Where the data below has the string "dari", return the whole line.
--- START OF Records supplied ---
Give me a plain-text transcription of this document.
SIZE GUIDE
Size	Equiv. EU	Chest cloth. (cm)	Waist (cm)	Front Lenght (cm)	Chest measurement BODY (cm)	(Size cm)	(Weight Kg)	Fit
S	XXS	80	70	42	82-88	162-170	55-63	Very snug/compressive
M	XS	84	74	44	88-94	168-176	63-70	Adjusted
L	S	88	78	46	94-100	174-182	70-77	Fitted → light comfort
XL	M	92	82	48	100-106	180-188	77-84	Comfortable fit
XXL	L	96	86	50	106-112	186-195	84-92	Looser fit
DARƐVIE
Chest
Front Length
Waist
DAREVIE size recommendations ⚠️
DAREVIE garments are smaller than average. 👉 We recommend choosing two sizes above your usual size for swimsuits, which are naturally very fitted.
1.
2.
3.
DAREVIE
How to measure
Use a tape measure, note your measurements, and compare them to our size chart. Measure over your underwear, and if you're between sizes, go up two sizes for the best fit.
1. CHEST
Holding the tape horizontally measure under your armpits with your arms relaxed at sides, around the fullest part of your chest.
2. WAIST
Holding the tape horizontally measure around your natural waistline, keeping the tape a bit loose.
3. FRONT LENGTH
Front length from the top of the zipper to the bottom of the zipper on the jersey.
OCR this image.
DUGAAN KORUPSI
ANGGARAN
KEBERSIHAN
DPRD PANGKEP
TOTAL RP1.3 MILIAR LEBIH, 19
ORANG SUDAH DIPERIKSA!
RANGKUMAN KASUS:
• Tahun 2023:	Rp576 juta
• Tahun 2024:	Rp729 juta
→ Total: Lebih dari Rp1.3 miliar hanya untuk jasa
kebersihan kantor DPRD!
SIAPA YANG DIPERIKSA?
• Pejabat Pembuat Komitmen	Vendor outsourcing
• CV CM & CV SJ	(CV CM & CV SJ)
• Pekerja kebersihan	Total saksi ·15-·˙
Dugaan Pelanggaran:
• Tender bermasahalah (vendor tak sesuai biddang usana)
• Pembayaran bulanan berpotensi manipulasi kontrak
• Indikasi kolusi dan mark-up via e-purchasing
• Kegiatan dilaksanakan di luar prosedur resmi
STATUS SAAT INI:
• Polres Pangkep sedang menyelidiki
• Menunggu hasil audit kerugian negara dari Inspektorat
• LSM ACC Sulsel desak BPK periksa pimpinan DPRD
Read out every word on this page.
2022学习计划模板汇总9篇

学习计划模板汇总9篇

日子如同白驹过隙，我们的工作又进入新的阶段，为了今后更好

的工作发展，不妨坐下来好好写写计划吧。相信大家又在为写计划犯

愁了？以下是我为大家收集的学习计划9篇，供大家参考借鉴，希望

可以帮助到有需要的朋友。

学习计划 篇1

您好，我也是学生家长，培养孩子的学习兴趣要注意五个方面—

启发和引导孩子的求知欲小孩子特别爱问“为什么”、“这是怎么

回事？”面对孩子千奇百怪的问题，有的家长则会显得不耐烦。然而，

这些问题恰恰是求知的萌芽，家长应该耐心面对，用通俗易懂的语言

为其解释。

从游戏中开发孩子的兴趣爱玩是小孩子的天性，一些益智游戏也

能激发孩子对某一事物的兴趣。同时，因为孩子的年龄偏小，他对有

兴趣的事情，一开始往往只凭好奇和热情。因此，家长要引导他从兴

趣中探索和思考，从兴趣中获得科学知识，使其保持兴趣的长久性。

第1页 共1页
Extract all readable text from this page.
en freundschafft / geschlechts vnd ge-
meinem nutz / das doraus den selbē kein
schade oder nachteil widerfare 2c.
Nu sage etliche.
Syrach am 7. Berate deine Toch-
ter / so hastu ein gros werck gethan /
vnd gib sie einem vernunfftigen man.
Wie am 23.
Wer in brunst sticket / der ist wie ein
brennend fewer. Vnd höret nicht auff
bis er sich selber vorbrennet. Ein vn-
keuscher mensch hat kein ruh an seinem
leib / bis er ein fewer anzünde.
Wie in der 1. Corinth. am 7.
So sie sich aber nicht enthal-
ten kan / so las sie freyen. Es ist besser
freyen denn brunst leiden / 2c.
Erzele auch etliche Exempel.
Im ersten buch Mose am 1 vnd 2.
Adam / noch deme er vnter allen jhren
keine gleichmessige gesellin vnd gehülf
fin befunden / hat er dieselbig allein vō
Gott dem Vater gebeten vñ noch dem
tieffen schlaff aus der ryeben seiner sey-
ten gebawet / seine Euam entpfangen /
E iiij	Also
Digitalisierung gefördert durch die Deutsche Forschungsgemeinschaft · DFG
--- END OF Records supplied ---
Answer to the task
→ Total: Lebih dari Rp1.3 miliar hanya untuk jasa
• Menunggu hasil audit kerugian negara dari Inspektorat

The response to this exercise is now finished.